*Description of the task*.
Find how many lines in the data below include the word "name", then write only that number.

*Provided entries*.
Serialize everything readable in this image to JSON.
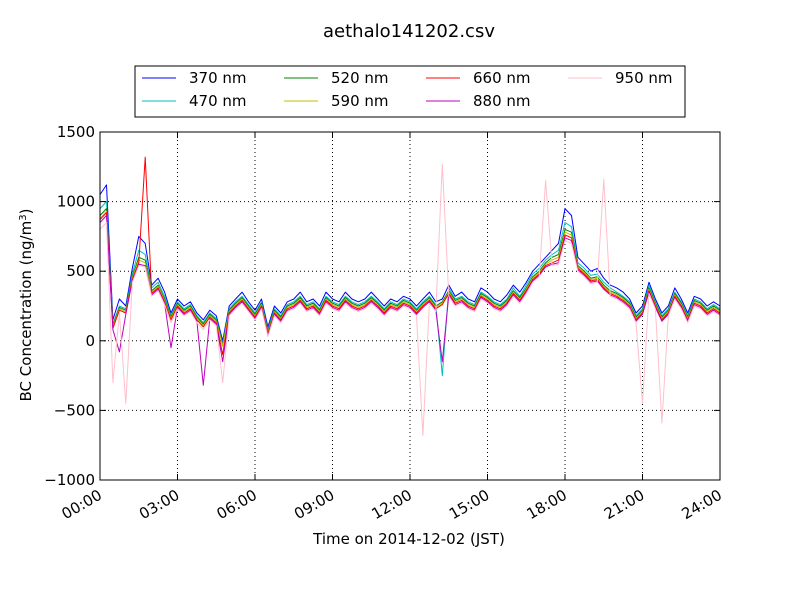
{
  "chart_data": {
    "type": "line",
    "title": "aethalo141202.csv",
    "xlabel": "Time on 2014-12-02 (JST)",
    "ylabel": "BC Concentration (ng/m",
    "ylabel_sup": "3",
    "ylabel_suffix": ")",
    "xlim": [
      0,
      24
    ],
    "ylim": [
      -1000,
      1500
    ],
    "x_ticks": [
      0,
      3,
      6,
      9,
      12,
      15,
      18,
      21,
      24
    ],
    "x_tick_labels": [
      "00:00",
      "03:00",
      "06:00",
      "09:00",
      "12:00",
      "15:00",
      "18:00",
      "21:00",
      "24:00"
    ],
    "y_ticks": [
      -1000,
      -500,
      0,
      500,
      1000,
      1500
    ],
    "y_tick_labels": [
      "−1000",
      "−500",
      "0",
      "500",
      "1000",
      "1500"
    ],
    "grid": true,
    "legend_position": "top-center",
    "x": [
      0.0,
      0.25,
      0.5,
      0.75,
      1.0,
      1.25,
      1.5,
      1.75,
      2.0,
      2.25,
      2.5,
      2.75,
      3.0,
      3.25,
      3.5,
      3.75,
      4.0,
      4.25,
      4.5,
      4.75,
      5.0,
      5.25,
      5.5,
      5.75,
      6.0,
      6.25,
      6.5,
      6.75,
      7.0,
      7.25,
      7.5,
      7.75,
      8.0,
      8.25,
      8.5,
      8.75,
      9.0,
      9.25,
      9.5,
      9.75,
      10.0,
      10.25,
      10.5,
      10.75,
      11.0,
      11.25,
      11.5,
      11.75,
      12.0,
      12.25,
      12.5,
      12.75,
      13.0,
      13.25,
      13.5,
      13.75,
      14.0,
      14.25,
      14.5,
      14.75,
      15.0,
      15.25,
      15.5,
      15.75,
      16.0,
      16.25,
      16.5,
      16.75,
      17.0,
      17.25,
      17.5,
      17.75,
      18.0,
      18.25,
      18.5,
      18.75,
      19.0,
      19.25,
      19.5,
      19.75,
      20.0,
      20.25,
      20.5,
      20.75,
      21.0,
      21.25,
      21.5,
      21.75,
      22.0,
      22.25,
      22.5,
      22.75,
      23.0,
      23.25,
      23.5,
      23.75,
      24.0
    ],
    "series": [
      {
        "name": "370 nm",
        "color": "#0000ff",
        "values": [
          1050,
          1120,
          150,
          300,
          250,
          520,
          750,
          700,
          400,
          450,
          350,
          200,
          300,
          250,
          280,
          200,
          150,
          220,
          180,
          0,
          250,
          300,
          350,
          280,
          220,
          300,
          100,
          250,
          200,
          280,
          300,
          350,
          280,
          300,
          250,
          350,
          300,
          280,
          350,
          300,
          280,
          300,
          350,
          300,
          250,
          300,
          280,
          320,
          300,
          250,
          300,
          350,
          280,
          300,
          400,
          320,
          350,
          300,
          280,
          380,
          350,
          300,
          280,
          330,
          400,
          350,
          420,
          500,
          550,
          600,
          650,
          700,
          950,
          900,
          600,
          550,
          500,
          520,
          450,
          400,
          380,
          350,
          300,
          200,
          250,
          420,
          300,
          200,
          250,
          380,
          300,
          200,
          320,
          300,
          250,
          280,
          250
        ]
      },
      {
        "name": "470 nm",
        "color": "#00bfbf",
        "values": [
          950,
          1000,
          120,
          250,
          230,
          480,
          650,
          620,
          380,
          420,
          320,
          180,
          280,
          230,
          260,
          180,
          130,
          200,
          160,
          -20,
          230,
          280,
          320,
          260,
          200,
          280,
          80,
          230,
          180,
          260,
          280,
          320,
          260,
          280,
          230,
          320,
          280,
          260,
          320,
          280,
          260,
          280,
          320,
          280,
          230,
          280,
          260,
          300,
          280,
          230,
          280,
          320,
          260,
          -250,
          380,
          300,
          320,
          280,
          260,
          350,
          320,
          280,
          260,
          300,
          380,
          320,
          400,
          480,
          520,
          580,
          620,
          650,
          850,
          820,
          560,
          520,
          470,
          480,
          420,
          380,
          350,
          320,
          280,
          180,
          230,
          400,
          280,
          180,
          230,
          350,
          280,
          180,
          300,
          280,
          230,
          260,
          230
        ]
      },
      {
        "name": "520 nm",
        "color": "#008000",
        "values": [
          900,
          950,
          110,
          240,
          220,
          460,
          600,
          580,
          360,
          400,
          300,
          170,
          270,
          220,
          250,
          170,
          120,
          190,
          150,
          -30,
          220,
          270,
          310,
          250,
          190,
          270,
          70,
          220,
          170,
          250,
          270,
          310,
          250,
          270,
          220,
          310,
          270,
          250,
          310,
          270,
          250,
          270,
          310,
          270,
          220,
          270,
          250,
          290,
          270,
          220,
          270,
          310,
          250,
          280,
          360,
          290,
          310,
          270,
          250,
          340,
          310,
          270,
          250,
          290,
          360,
          310,
          380,
          460,
          500,
          560,
          600,
          620,
          800,
          780,
          540,
          500,
          450,
          460,
          400,
          360,
          340,
          310,
          270,
          170,
          220,
          380,
          270,
          170,
          220,
          340,
          270,
          170,
          290,
          270,
          220,
          250,
          220
        ]
      },
      {
        "name": "590 nm",
        "color": "#bfbf00",
        "values": [
          880,
          930,
          100,
          230,
          210,
          450,
          580,
          560,
          350,
          390,
          290,
          160,
          260,
          210,
          240,
          160,
          110,
          180,
          140,
          -40,
          210,
          260,
          300,
          240,
          180,
          260,
          60,
          210,
          160,
          240,
          260,
          300,
          240,
          260,
          210,
          300,
          260,
          240,
          300,
          260,
          240,
          260,
          300,
          260,
          210,
          260,
          240,
          280,
          260,
          210,
          260,
          300,
          240,
          270,
          350,
          280,
          300,
          260,
          240,
          330,
          300,
          260,
          240,
          280,
          350,
          300,
          370,
          450,
          490,
          550,
          580,
          600,
          780,
          760,
          530,
          490,
          440,
          450,
          390,
          350,
          330,
          300,
          260,
          160,
          210,
          370,
          260,
          160,
          210,
          330,
          260,
          160,
          280,
          260,
          210,
          240,
          210
        ]
      },
      {
        "name": "660 nm",
        "color": "#ff0000",
        "values": [
          870,
          920,
          90,
          220,
          200,
          440,
          560,
          1320,
          340,
          380,
          280,
          150,
          250,
          200,
          230,
          150,
          100,
          170,
          130,
          -100,
          200,
          250,
          290,
          230,
          170,
          250,
          50,
          200,
          150,
          230,
          250,
          290,
          230,
          250,
          200,
          290,
          250,
          230,
          290,
          250,
          230,
          250,
          290,
          250,
          200,
          250,
          230,
          270,
          250,
          200,
          250,
          290,
          230,
          260,
          340,
          270,
          290,
          250,
          230,
          320,
          290,
          250,
          230,
          270,
          340,
          290,
          360,
          440,
          480,
          540,
          560,
          580,
          760,
          740,
          520,
          480,
          430,
          440,
          380,
          340,
          320,
          290,
          250,
          150,
          200,
          360,
          250,
          150,
          200,
          320,
          250,
          150,
          270,
          250,
          200,
          230,
          200
        ]
      },
      {
        "name": "880 nm",
        "color": "#bf00bf",
        "values": [
          850,
          900,
          80,
          -80,
          190,
          430,
          550,
          540,
          330,
          370,
          270,
          -50,
          240,
          190,
          220,
          140,
          -320,
          160,
          120,
          -150,
          190,
          240,
          280,
          220,
          160,
          240,
          40,
          190,
          140,
          220,
          240,
          280,
          220,
          240,
          190,
          280,
          240,
          220,
          280,
          240,
          220,
          240,
          280,
          240,
          190,
          240,
          220,
          260,
          240,
          190,
          240,
          280,
          220,
          -150,
          330,
          260,
          280,
          240,
          220,
          310,
          280,
          240,
          220,
          260,
          330,
          280,
          350,
          430,
          470,
          530,
          550,
          560,
          740,
          720,
          510,
          470,
          420,
          430,
          370,
          330,
          310,
          280,
          240,
          140,
          190,
          350,
          240,
          140,
          190,
          310,
          240,
          140,
          260,
          240,
          190,
          220,
          190
        ]
      },
      {
        "name": "950 nm",
        "color": "#ffc0cb",
        "values": [
          800,
          850,
          -300,
          200,
          -450,
          420,
          540,
          530,
          320,
          360,
          260,
          130,
          230,
          180,
          210,
          130,
          80,
          150,
          110,
          -300,
          180,
          230,
          270,
          210,
          150,
          230,
          30,
          180,
          130,
          210,
          230,
          270,
          210,
          230,
          180,
          270,
          230,
          210,
          270,
          230,
          210,
          230,
          270,
          230,
          180,
          230,
          210,
          250,
          230,
          180,
          -680,
          270,
          210,
          1270,
          320,
          250,
          270,
          230,
          210,
          300,
          270,
          230,
          210,
          250,
          320,
          270,
          340,
          420,
          460,
          1150,
          540,
          550,
          720,
          700,
          500,
          460,
          410,
          420,
          1160,
          320,
          300,
          270,
          230,
          130,
          -450,
          340,
          230,
          -590,
          180,
          300,
          230,
          130,
          250,
          230,
          180,
          210,
          180
        ]
      }
    ]
  }
}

*Solution to this problem*.
7